## EXERCISE GOAL:
In full and without deviation, write out the entries that follow.

## DATASET RECORDS:
>> START

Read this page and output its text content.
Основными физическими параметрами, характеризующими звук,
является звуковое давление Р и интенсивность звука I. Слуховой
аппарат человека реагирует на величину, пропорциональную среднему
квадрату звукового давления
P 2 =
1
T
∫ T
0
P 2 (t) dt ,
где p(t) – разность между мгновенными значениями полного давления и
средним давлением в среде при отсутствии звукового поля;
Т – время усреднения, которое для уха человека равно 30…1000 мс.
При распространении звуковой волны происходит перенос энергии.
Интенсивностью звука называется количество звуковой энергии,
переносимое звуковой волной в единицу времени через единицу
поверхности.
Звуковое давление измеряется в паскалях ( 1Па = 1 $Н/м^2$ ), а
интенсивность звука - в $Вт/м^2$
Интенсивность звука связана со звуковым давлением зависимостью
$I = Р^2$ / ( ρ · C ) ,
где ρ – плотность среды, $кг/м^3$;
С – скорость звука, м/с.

>> END

## CORRECT RESULT:
Read this page and output its text content.
Основными физическими параметрами, характеризующими звук,
является звуковое давление Р и интенсивность звука I. Слуховой
аппарат человека реагирует на величину, пропорциональную среднему
квадрату звукового давления
P 2 =
1
T
∫ T
0
P 2 (t) dt ,
где p(t) – разность между мгновенными значениями полного давления и
средним давлением в среде при отсутствии звукового поля;
Т – время усреднения, которое для уха человека равно 30…1000 мс.
При распространении звуковой волны происходит перенос энергии.
Интенсивностью звука называется количество звуковой энергии,
переносимое звуковой волной в единицу времени через единицу
поверхности.
Звуковое давление измеряется в паскалях ( 1Па = 1 $Н/м^2$ ), а
интенсивность звука - в $Вт/м^2$
Интенсивность звука связана со звуковым давлением зависимостью
$I = Р^2$ / ( ρ · C ) ,
где ρ – плотность среды, $кг/м^3$;
С – скорость звука, м/с.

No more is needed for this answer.